■ REQUIRED TASK ■
Records follow. Pull out every line that contains "label".

■ DATASET RECORDS ■

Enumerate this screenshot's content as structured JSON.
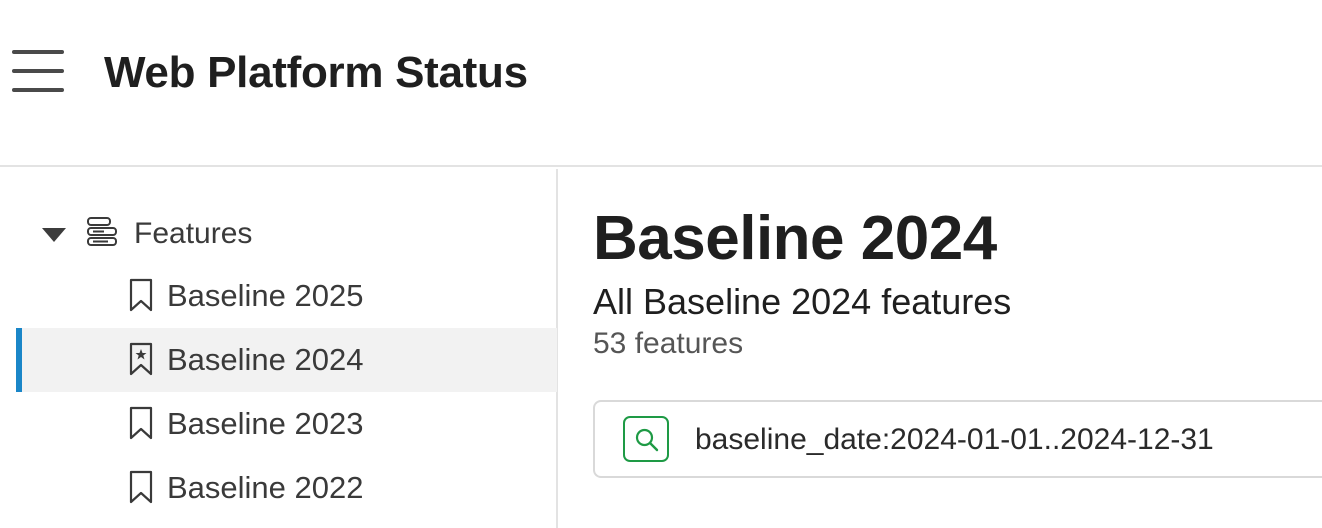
{
  "header": {
    "menu_icon": "hamburger-menu-icon",
    "title": "Web Platform Status"
  },
  "sidebar": {
    "section": {
      "label": "Features",
      "expanded": true,
      "icon": "features-list-icon"
    },
    "items": [
      {
        "label": "Baseline 2025",
        "icon": "bookmark-icon",
        "active": false
      },
      {
        "label": "Baseline 2024",
        "icon": "bookmark-star-icon",
        "active": true
      },
      {
        "label": "Baseline 2023",
        "icon": "bookmark-icon",
        "active": false
      },
      {
        "label": "Baseline 2022",
        "icon": "bookmark-icon",
        "active": false
      }
    ],
    "active_indicator_color": "#1a86c8"
  },
  "main": {
    "title": "Baseline 2024",
    "subtitle": "All Baseline 2024 features",
    "count": "53 features",
    "search": {
      "icon": "search-icon",
      "value": "baseline_date:2024-01-01..2024-12-31",
      "icon_color": "#1e9a45"
    }
  }
}
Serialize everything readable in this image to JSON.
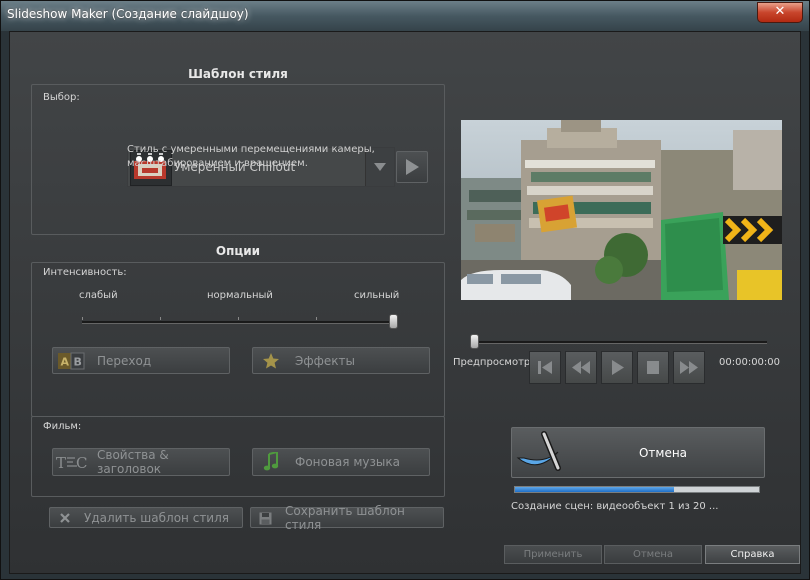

■ SOLUTION BELOW ■
      "label": "Features",
        "label": "Baseline 2025",
        "label": "Baseline 2024",
        "label": "Baseline 2023",
        "label": "Baseline 2022",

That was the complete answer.